Dataset records
··········

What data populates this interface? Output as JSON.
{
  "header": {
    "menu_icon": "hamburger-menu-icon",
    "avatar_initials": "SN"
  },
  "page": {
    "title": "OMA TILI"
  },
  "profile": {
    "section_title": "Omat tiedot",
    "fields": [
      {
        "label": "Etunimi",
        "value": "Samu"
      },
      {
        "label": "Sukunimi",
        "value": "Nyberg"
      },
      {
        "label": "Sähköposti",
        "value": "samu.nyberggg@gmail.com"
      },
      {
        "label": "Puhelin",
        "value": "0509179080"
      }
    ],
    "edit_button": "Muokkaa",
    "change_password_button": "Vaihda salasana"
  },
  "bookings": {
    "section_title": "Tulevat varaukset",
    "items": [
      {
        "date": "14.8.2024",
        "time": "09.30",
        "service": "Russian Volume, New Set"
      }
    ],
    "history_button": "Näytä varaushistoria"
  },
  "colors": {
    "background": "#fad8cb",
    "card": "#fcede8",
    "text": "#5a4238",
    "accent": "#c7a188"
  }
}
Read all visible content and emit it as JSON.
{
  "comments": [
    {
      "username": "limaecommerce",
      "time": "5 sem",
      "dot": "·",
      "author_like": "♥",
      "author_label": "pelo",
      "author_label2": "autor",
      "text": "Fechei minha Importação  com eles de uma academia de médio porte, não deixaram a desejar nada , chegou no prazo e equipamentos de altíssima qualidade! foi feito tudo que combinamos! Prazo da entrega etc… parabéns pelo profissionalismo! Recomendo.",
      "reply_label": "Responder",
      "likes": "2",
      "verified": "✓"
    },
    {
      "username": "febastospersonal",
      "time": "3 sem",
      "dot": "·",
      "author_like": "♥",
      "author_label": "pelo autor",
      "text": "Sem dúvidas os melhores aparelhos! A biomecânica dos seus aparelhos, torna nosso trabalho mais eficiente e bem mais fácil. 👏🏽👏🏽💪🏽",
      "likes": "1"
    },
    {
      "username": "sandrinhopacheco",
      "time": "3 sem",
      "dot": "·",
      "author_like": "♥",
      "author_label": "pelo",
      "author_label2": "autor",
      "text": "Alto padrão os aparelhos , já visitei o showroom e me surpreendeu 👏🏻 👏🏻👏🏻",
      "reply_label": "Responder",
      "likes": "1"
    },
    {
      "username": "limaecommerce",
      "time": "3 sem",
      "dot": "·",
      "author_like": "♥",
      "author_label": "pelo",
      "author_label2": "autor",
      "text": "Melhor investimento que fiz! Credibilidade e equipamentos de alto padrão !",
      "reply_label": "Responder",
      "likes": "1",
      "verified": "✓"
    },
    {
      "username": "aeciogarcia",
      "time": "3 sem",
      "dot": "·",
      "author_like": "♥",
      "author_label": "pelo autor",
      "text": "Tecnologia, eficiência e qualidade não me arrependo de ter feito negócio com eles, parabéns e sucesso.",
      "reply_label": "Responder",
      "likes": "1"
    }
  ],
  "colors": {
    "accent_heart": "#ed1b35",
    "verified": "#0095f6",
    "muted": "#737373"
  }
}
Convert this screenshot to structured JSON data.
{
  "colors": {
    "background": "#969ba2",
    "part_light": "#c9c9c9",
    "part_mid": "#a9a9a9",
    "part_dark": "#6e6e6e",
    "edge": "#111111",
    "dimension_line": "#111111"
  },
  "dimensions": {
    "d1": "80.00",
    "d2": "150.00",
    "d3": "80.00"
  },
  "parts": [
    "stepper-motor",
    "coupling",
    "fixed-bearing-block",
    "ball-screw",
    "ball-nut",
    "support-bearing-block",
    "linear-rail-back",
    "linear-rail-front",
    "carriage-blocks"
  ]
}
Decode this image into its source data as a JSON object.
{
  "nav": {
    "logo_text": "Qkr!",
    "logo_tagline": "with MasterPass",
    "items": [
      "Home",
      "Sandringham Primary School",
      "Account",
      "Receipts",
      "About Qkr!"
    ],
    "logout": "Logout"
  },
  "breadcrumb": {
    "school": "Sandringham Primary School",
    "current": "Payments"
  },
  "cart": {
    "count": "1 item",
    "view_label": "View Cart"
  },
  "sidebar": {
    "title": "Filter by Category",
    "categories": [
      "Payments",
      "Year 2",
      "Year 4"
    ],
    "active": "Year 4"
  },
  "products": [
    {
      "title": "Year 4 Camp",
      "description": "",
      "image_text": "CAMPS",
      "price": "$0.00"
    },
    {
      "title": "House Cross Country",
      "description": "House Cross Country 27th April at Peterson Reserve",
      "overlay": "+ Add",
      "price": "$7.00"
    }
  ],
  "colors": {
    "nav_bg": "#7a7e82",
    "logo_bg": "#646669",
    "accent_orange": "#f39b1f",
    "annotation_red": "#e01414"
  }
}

··········

=== Stated problem ===
Note every line above where the string "padrão" shows up, and copy those lines.

=== Solution to this problem ===
      "text": "Alto padrão os aparelhos , já visitei o showroom e me surpreendeu 👏🏻 👏🏻👏🏻",
      "text": "Melhor investimento que fiz! Credibilidade e equipamentos de alto padrão !",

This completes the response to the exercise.